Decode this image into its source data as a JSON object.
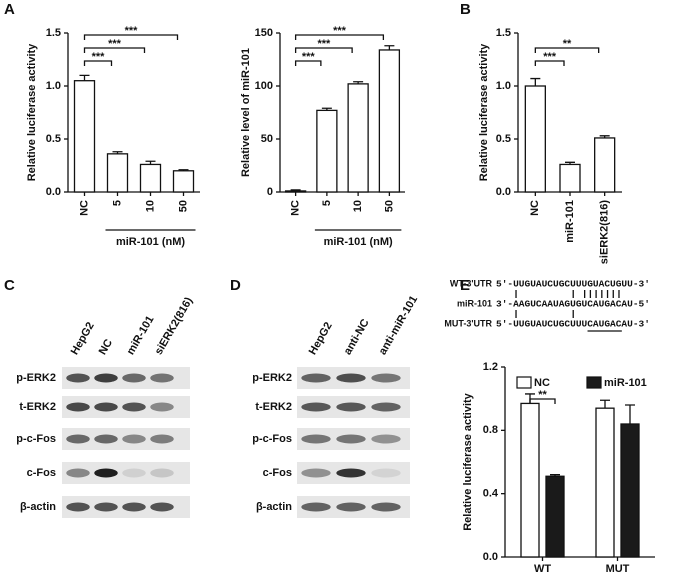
{
  "panels": [
    "A",
    "B",
    "C",
    "D",
    "E"
  ],
  "chart_data": [
    {
      "type": "bar",
      "ylabel": "Relative luciferase activity",
      "xlabel": "miR-101 (nM)",
      "categories": [
        "NC",
        "5",
        "10",
        "50"
      ],
      "values": [
        1.05,
        0.36,
        0.26,
        0.2
      ],
      "errors": [
        0.05,
        0.02,
        0.03,
        0.01
      ],
      "color": "#ffffff",
      "ylim": [
        0,
        1.5
      ],
      "yticks": [
        {
          "value": 0,
          "label": "0.0"
        },
        0.5,
        {
          "value": 1,
          "label": "1.0"
        },
        1.5
      ],
      "annotations": [
        "***",
        "***",
        "***"
      ]
    },
    {
      "type": "bar",
      "ylabel": "Relative level of miR-101",
      "xlabel": "miR-101 (nM)",
      "categories": [
        "NC",
        "5",
        "10",
        "50"
      ],
      "values": [
        1,
        77,
        102,
        134
      ],
      "errors": [
        1,
        2,
        2,
        4
      ],
      "color": "#ffffff",
      "ylim": [
        0,
        150
      ],
      "yticks": [
        0,
        50,
        100,
        150
      ],
      "annotations": [
        "***",
        "***",
        "***"
      ]
    },
    {
      "type": "bar",
      "ylabel": "Relative luciferase activity",
      "categories": [
        "NC",
        "miR-101",
        "siERK2(816)"
      ],
      "values": [
        1.0,
        0.26,
        0.51
      ],
      "errors": [
        0.07,
        0.02,
        0.02
      ],
      "color": "#ffffff",
      "ylim": [
        0,
        1.5
      ],
      "yticks": [
        {
          "value": 0,
          "label": "0.0"
        },
        0.5,
        {
          "value": 1,
          "label": "1.0"
        },
        1.5
      ],
      "annotations": [
        "***",
        "**"
      ]
    },
    {
      "type": "grouped_bar",
      "ylabel": "Relative luciferase activity",
      "categories": [
        "WT",
        "MUT"
      ],
      "series": [
        {
          "name": "NC",
          "color": "#ffffff",
          "values": [
            0.97,
            0.94
          ],
          "errors": [
            0.06,
            0.05
          ]
        },
        {
          "name": "miR-101",
          "color": "#1a1a1a",
          "values": [
            0.51,
            0.84
          ],
          "errors": [
            0.01,
            0.12
          ]
        }
      ],
      "ylim": [
        0,
        1.2
      ],
      "yticks": [
        {
          "value": 0,
          "label": "0.0"
        },
        0.4,
        0.8,
        1.2
      ],
      "annotations": [
        "**"
      ]
    }
  ],
  "blots": [
    {
      "lanes": [
        "HepG2",
        "NC",
        "miR-101",
        "siERK2(816)"
      ],
      "rows": [
        "p-ERK2",
        "t-ERK2",
        "p-c-Fos",
        "c-Fos",
        "β-actin"
      ]
    },
    {
      "lanes": [
        "HepG2",
        "anti-NC",
        "anti-miR-101"
      ],
      "rows": [
        "p-ERK2",
        "t-ERK2",
        "p-c-Fos",
        "c-Fos",
        "β-actin"
      ]
    }
  ],
  "sequences": [
    {
      "label": "WT-3'UTR",
      "sequence": "5'-UUGUAUCUGCUUUGUACUGUU-3'"
    },
    {
      "label": "miR-101",
      "sequence": "3'-AAGUCAAUAGUGUCAUGACAU-5'"
    },
    {
      "label": "MUT-3'UTR",
      "sequence": "5'-UUGUAUCUGCUUUCAUGACAU-3'"
    }
  ]
}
•••••
REQUIRED WORK
Quote the data above in full, leaving out the pictures it holds.

FINISHED EXERCISE
Decode this image into its source data as a JSON object.
{
  "panels": [
    "A",
    "B",
    "C",
    "D",
    "E"
  ],
  "chart_data": [
    {
      "type": "bar",
      "ylabel": "Relative luciferase activity",
      "xlabel": "miR-101 (nM)",
      "categories": [
        "NC",
        "5",
        "10",
        "50"
      ],
      "values": [
        1.05,
        0.36,
        0.26,
        0.2
      ],
      "errors": [
        0.05,
        0.02,
        0.03,
        0.01
      ],
      "color": "#ffffff",
      "ylim": [
        0,
        1.5
      ],
      "yticks": [
        {
          "value": 0,
          "label": "0.0"
        },
        0.5,
        {
          "value": 1,
          "label": "1.0"
        },
        1.5
      ],
      "annotations": [
        "***",
        "***",
        "***"
      ]
    },
    {
      "type": "bar",
      "ylabel": "Relative level of miR-101",
      "xlabel": "miR-101 (nM)",
      "categories": [
        "NC",
        "5",
        "10",
        "50"
      ],
      "values": [
        1,
        77,
        102,
        134
      ],
      "errors": [
        1,
        2,
        2,
        4
      ],
      "color": "#ffffff",
      "ylim": [
        0,
        150
      ],
      "yticks": [
        0,
        50,
        100,
        150
      ],
      "annotations": [
        "***",
        "***",
        "***"
      ]
    },
    {
      "type": "bar",
      "ylabel": "Relative luciferase activity",
      "categories": [
        "NC",
        "miR-101",
        "siERK2(816)"
      ],
      "values": [
        1.0,
        0.26,
        0.51
      ],
      "errors": [
        0.07,
        0.02,
        0.02
      ],
      "color": "#ffffff",
      "ylim": [
        0,
        1.5
      ],
      "yticks": [
        {
          "value": 0,
          "label": "0.0"
        },
        0.5,
        {
          "value": 1,
          "label": "1.0"
        },
        1.5
      ],
      "annotations": [
        "***",
        "**"
      ]
    },
    {
      "type": "grouped_bar",
      "ylabel": "Relative luciferase activity",
      "categories": [
        "WT",
        "MUT"
      ],
      "series": [
        {
          "name": "NC",
          "color": "#ffffff",
          "values": [
            0.97,
            0.94
          ],
          "errors": [
            0.06,
            0.05
          ]
        },
        {
          "name": "miR-101",
          "color": "#1a1a1a",
          "values": [
            0.51,
            0.84
          ],
          "errors": [
            0.01,
            0.12
          ]
        }
      ],
      "ylim": [
        0,
        1.2
      ],
      "yticks": [
        {
          "value": 0,
          "label": "0.0"
        },
        0.4,
        0.8,
        1.2
      ],
      "annotations": [
        "**"
      ]
    }
  ],
  "blots": [
    {
      "lanes": [
        "HepG2",
        "NC",
        "miR-101",
        "siERK2(816)"
      ],
      "rows": [
        "p-ERK2",
        "t-ERK2",
        "p-c-Fos",
        "c-Fos",
        "β-actin"
      ]
    },
    {
      "lanes": [
        "HepG2",
        "anti-NC",
        "anti-miR-101"
      ],
      "rows": [
        "p-ERK2",
        "t-ERK2",
        "p-c-Fos",
        "c-Fos",
        "β-actin"
      ]
    }
  ],
  "sequences": [
    {
      "label": "WT-3'UTR",
      "sequence": "5'-UUGUAUCUGCUUUGUACUGUU-3'"
    },
    {
      "label": "miR-101",
      "sequence": "3'-AAGUCAAUAGUGUCAUGACAU-5'"
    },
    {
      "label": "MUT-3'UTR",
      "sequence": "5'-UUGUAUCUGCUUUCAUGACAU-3'"
    }
  ]
}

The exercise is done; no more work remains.